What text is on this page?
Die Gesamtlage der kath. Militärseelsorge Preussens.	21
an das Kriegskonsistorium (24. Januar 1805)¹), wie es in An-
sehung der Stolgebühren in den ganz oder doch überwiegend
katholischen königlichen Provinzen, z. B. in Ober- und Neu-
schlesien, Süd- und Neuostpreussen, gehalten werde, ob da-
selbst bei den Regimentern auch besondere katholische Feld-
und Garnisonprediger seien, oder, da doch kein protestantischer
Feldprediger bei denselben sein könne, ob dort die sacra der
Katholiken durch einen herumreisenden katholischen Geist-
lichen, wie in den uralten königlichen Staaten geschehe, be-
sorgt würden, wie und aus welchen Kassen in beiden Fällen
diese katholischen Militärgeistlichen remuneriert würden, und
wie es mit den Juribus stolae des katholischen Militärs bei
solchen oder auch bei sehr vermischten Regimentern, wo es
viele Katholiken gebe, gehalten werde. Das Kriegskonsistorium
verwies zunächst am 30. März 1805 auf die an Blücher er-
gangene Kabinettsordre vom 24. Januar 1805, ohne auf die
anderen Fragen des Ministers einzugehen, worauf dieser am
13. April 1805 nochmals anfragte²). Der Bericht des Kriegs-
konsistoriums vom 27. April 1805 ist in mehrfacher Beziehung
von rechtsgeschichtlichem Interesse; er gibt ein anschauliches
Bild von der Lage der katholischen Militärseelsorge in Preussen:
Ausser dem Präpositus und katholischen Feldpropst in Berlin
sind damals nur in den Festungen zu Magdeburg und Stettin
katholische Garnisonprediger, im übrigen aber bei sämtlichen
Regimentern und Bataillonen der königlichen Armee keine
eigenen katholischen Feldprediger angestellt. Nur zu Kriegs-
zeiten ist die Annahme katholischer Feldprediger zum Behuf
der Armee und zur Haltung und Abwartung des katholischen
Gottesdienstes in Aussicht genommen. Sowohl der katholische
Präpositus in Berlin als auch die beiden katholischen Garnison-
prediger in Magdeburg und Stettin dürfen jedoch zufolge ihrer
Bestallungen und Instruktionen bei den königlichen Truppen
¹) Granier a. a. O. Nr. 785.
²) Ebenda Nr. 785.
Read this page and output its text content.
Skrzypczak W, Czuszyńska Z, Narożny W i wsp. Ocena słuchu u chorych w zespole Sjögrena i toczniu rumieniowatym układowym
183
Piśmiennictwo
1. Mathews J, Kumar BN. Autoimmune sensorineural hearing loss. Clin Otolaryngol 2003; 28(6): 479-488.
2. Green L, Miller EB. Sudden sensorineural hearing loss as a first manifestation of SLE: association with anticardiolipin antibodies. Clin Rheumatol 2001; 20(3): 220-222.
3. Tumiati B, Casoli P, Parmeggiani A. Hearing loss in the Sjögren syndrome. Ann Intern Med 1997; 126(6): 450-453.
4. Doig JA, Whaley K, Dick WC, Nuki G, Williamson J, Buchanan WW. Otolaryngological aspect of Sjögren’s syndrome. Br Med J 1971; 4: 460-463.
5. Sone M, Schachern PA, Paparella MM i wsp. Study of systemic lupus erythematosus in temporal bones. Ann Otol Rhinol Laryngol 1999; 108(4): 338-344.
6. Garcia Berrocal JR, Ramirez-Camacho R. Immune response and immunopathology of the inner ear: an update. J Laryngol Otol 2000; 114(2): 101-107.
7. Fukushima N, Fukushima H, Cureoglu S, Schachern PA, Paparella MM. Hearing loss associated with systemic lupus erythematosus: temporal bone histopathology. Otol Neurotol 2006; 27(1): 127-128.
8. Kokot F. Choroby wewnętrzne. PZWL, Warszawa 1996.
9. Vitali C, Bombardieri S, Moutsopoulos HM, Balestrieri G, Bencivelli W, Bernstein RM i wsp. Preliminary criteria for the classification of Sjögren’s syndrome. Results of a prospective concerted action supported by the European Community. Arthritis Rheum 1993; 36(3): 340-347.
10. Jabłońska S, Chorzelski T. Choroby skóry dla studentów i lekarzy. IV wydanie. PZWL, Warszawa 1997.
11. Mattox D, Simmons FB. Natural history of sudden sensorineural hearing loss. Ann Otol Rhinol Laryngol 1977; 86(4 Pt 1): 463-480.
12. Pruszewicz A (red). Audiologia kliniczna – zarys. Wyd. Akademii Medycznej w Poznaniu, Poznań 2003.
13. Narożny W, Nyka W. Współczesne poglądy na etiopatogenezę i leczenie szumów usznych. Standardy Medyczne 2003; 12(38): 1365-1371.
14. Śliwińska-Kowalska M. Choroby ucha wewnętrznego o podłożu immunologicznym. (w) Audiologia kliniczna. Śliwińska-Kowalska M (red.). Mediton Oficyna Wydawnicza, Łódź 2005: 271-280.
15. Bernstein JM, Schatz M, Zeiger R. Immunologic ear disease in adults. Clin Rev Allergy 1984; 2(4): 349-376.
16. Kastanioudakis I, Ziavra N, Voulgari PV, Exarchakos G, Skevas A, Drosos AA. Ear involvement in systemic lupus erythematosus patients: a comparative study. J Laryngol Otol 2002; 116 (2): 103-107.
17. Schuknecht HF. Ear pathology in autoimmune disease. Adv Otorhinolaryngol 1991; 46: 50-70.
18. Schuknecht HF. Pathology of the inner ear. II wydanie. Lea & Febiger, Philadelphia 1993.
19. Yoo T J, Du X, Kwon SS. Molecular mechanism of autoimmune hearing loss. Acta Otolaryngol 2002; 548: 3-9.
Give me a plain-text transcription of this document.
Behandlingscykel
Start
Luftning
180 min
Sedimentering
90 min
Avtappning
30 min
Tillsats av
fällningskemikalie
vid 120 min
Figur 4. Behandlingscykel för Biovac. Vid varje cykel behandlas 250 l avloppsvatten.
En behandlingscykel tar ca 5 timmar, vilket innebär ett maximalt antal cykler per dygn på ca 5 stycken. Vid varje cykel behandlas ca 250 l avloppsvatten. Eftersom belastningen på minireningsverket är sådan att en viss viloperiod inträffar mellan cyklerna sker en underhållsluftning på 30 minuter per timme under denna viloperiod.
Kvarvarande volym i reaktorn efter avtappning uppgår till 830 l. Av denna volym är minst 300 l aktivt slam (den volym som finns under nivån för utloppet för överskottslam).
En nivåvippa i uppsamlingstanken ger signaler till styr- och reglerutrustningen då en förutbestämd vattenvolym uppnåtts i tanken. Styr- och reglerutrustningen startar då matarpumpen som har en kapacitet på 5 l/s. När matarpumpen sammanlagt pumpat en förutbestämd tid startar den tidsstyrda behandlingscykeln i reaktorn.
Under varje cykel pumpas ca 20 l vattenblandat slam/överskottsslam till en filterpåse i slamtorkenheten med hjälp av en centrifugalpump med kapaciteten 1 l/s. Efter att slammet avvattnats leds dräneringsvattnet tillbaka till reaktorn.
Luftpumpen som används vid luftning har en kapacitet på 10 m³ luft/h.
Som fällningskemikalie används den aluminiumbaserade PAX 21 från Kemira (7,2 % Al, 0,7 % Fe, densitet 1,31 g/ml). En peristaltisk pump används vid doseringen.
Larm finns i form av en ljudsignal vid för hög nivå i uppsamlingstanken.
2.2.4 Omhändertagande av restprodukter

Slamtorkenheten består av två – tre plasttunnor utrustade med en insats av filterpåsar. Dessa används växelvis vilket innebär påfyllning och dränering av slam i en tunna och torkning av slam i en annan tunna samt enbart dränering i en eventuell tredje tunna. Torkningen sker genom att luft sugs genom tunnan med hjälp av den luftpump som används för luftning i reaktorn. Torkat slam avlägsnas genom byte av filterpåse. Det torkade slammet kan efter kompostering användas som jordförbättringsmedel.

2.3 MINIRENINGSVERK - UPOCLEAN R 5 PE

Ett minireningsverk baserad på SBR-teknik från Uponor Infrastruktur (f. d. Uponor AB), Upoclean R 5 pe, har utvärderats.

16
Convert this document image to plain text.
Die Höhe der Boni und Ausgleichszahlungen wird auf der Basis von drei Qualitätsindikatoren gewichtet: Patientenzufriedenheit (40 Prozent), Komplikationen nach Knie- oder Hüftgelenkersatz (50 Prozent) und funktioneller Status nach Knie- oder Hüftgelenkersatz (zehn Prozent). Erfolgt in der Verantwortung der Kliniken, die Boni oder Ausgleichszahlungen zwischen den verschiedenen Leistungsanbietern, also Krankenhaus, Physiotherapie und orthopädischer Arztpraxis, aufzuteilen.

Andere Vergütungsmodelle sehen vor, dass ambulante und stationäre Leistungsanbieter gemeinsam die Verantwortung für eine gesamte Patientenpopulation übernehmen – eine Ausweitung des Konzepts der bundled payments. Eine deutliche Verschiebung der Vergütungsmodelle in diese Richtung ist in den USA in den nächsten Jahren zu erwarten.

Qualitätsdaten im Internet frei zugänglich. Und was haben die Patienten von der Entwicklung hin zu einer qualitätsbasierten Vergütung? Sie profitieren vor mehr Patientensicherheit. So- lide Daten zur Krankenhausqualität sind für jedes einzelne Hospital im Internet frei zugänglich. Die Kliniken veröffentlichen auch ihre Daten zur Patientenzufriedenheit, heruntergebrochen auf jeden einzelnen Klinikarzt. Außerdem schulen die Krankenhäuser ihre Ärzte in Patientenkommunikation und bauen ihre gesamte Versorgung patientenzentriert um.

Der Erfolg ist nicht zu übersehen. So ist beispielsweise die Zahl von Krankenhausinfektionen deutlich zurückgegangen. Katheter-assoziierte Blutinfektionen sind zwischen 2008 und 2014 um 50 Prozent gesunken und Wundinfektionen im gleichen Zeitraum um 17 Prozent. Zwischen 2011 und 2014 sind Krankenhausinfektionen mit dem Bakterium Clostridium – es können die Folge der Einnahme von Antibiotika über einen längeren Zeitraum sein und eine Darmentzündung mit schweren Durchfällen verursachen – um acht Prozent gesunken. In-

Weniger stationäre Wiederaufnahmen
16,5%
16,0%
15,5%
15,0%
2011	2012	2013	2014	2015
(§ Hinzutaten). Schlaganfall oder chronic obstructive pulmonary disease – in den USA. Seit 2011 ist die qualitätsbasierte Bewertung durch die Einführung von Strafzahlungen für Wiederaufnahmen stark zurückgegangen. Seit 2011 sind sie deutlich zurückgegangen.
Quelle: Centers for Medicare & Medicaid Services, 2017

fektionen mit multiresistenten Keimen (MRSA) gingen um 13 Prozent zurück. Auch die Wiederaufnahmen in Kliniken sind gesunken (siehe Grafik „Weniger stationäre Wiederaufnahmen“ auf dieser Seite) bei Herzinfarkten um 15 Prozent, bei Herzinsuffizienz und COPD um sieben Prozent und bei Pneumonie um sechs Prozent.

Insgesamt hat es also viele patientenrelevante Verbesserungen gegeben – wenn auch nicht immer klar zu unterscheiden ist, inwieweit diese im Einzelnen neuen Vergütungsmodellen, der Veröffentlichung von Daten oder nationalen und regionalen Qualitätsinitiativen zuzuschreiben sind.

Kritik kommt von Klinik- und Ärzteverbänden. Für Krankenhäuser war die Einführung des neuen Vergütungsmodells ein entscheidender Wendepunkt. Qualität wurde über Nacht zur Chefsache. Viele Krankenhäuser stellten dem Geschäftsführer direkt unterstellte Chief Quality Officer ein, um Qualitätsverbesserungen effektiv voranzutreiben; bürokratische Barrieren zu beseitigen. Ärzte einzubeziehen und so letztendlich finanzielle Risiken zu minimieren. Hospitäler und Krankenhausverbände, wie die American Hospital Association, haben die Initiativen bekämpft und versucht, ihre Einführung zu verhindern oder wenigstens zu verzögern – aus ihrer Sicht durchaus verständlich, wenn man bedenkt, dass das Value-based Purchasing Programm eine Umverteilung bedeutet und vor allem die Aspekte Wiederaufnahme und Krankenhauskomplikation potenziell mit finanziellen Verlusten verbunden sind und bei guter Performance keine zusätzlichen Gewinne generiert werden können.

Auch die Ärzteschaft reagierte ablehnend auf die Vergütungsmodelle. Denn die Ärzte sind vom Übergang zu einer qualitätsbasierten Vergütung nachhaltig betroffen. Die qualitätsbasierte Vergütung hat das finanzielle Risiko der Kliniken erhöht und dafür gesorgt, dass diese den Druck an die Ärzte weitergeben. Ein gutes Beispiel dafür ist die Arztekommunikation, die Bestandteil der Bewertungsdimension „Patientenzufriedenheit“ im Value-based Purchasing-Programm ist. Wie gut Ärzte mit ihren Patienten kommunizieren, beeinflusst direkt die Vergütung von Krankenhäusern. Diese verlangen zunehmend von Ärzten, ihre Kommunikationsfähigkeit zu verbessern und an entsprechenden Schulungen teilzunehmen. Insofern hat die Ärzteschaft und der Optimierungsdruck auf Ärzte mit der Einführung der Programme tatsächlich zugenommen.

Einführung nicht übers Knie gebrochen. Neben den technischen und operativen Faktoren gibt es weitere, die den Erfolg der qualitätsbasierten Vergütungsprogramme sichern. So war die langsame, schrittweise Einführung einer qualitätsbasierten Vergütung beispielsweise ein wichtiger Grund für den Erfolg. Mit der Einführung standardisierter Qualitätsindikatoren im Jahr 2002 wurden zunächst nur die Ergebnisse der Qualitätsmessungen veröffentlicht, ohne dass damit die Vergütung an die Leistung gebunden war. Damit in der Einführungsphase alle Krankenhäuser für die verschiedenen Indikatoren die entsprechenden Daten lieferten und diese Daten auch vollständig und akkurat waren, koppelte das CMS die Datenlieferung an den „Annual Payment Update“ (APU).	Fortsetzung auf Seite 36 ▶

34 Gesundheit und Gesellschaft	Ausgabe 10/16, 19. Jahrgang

━━━━━━━━━━━━━━━━━━━━

- **About this exercise**
Return all lines in the data that include the word "Berlin".

- **Reply to the task**
Ausser dem Präpositus und katholischen Feldpropst in Berlin
Präpositus in Berlin als auch die beiden katholischen Garnison-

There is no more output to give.